▸ REQUIRED TASK
Each line that contains the string "ffffff" counts once; report how many such lines appear in the data, as a number only.

[Records contained in a dataset]
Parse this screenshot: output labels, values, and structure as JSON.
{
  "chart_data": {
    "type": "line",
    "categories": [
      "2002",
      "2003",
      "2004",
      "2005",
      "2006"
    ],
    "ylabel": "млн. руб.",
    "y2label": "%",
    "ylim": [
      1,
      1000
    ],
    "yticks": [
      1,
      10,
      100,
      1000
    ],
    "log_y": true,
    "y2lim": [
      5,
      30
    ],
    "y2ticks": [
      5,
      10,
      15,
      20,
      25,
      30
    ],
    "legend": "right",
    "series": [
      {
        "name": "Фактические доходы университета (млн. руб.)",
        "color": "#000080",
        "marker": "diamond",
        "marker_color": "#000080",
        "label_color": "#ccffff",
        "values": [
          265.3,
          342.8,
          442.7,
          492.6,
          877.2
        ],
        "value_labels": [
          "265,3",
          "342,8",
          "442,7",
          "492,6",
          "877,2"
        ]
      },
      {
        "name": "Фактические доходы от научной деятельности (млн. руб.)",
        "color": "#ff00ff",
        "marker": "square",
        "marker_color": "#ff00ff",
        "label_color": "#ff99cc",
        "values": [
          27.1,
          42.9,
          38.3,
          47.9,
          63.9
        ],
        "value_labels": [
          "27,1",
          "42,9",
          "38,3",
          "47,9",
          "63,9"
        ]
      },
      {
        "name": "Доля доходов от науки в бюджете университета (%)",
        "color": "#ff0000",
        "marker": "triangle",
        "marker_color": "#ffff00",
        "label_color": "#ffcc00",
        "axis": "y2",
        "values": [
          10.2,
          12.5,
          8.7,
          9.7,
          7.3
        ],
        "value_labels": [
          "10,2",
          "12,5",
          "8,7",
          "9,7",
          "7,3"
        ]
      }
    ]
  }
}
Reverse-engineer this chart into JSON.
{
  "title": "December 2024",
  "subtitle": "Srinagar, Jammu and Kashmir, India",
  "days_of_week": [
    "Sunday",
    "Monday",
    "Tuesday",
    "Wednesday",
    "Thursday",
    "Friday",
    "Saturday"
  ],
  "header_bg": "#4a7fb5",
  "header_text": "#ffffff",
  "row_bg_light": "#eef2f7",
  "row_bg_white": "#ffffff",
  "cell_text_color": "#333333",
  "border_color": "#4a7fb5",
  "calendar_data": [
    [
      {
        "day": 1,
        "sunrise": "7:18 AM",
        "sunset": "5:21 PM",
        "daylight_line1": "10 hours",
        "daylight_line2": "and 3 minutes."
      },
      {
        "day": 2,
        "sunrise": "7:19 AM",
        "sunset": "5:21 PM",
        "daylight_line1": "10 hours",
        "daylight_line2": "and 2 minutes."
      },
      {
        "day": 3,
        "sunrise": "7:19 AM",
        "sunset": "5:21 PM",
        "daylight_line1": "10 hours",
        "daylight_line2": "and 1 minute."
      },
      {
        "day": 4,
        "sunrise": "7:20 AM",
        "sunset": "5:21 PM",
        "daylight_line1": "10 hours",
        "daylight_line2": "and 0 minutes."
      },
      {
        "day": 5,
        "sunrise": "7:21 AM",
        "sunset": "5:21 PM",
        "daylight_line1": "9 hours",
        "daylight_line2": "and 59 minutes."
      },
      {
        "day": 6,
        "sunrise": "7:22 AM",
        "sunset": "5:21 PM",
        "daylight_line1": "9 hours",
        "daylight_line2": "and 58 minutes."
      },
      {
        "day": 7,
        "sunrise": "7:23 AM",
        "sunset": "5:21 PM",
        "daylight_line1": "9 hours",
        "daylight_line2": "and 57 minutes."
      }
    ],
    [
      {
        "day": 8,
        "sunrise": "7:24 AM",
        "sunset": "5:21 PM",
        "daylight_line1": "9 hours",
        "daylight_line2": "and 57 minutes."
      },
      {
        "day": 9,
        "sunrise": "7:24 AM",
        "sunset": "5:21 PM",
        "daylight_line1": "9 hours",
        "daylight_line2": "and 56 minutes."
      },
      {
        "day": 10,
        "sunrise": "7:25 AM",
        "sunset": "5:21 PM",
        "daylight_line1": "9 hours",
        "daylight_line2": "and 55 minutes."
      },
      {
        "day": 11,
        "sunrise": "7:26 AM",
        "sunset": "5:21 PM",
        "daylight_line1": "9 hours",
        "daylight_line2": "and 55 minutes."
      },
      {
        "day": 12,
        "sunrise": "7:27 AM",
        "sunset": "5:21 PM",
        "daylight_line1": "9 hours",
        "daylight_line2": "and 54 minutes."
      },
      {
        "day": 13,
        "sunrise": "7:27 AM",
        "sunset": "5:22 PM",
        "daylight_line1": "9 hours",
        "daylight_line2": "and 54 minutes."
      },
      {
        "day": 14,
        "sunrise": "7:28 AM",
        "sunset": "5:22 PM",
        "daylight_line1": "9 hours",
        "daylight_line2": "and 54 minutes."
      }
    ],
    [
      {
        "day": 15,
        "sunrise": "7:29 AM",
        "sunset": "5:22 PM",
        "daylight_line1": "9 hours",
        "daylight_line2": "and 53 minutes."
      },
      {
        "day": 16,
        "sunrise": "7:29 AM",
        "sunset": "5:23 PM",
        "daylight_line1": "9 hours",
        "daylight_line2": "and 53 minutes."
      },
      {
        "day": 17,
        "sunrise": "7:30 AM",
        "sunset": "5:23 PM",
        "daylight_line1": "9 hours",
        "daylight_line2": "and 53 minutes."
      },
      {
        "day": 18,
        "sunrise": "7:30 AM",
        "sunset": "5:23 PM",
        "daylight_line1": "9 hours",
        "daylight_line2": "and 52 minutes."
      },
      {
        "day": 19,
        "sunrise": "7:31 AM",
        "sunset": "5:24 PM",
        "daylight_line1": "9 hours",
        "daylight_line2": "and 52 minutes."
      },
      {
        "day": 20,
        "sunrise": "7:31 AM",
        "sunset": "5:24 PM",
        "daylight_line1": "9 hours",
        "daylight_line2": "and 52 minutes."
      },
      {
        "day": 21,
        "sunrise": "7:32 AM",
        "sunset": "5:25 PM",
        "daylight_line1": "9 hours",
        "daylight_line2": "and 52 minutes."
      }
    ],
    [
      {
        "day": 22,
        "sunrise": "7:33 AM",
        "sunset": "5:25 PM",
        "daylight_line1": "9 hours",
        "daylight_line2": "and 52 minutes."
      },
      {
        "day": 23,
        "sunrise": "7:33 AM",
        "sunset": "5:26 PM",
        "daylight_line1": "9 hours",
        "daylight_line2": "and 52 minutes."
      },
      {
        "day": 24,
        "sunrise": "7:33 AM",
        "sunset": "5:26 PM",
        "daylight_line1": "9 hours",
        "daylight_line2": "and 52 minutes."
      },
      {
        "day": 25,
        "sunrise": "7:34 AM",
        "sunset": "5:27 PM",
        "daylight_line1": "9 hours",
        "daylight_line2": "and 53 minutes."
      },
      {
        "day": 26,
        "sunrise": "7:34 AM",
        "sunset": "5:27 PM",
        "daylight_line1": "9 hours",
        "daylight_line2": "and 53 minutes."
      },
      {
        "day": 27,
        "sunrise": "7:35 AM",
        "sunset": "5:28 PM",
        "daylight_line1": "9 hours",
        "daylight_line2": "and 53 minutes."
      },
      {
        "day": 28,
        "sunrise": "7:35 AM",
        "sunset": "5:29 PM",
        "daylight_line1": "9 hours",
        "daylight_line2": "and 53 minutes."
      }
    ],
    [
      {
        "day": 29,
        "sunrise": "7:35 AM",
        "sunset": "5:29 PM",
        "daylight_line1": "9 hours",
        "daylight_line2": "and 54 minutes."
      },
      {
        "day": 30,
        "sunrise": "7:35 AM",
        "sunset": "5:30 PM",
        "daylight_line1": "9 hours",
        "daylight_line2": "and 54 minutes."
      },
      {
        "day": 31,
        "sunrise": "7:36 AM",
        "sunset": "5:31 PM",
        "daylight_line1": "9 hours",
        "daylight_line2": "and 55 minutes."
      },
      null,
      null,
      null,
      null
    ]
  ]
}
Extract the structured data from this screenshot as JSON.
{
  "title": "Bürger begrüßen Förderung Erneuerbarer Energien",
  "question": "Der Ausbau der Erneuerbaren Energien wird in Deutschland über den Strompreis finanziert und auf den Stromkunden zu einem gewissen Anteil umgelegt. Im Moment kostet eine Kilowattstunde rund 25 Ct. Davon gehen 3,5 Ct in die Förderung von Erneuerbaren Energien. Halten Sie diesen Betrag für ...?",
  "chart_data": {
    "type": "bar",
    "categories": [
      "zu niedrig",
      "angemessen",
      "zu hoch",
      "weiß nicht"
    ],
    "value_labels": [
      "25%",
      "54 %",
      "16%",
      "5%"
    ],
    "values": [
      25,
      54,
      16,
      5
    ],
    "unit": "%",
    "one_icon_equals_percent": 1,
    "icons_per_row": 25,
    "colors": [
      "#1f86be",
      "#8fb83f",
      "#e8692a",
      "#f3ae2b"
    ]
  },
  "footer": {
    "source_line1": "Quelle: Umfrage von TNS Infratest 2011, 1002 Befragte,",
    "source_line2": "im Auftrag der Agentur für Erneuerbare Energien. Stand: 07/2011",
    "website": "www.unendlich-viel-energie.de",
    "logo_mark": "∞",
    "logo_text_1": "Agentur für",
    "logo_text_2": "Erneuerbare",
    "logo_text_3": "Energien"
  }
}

▸ FULL ANSWER
2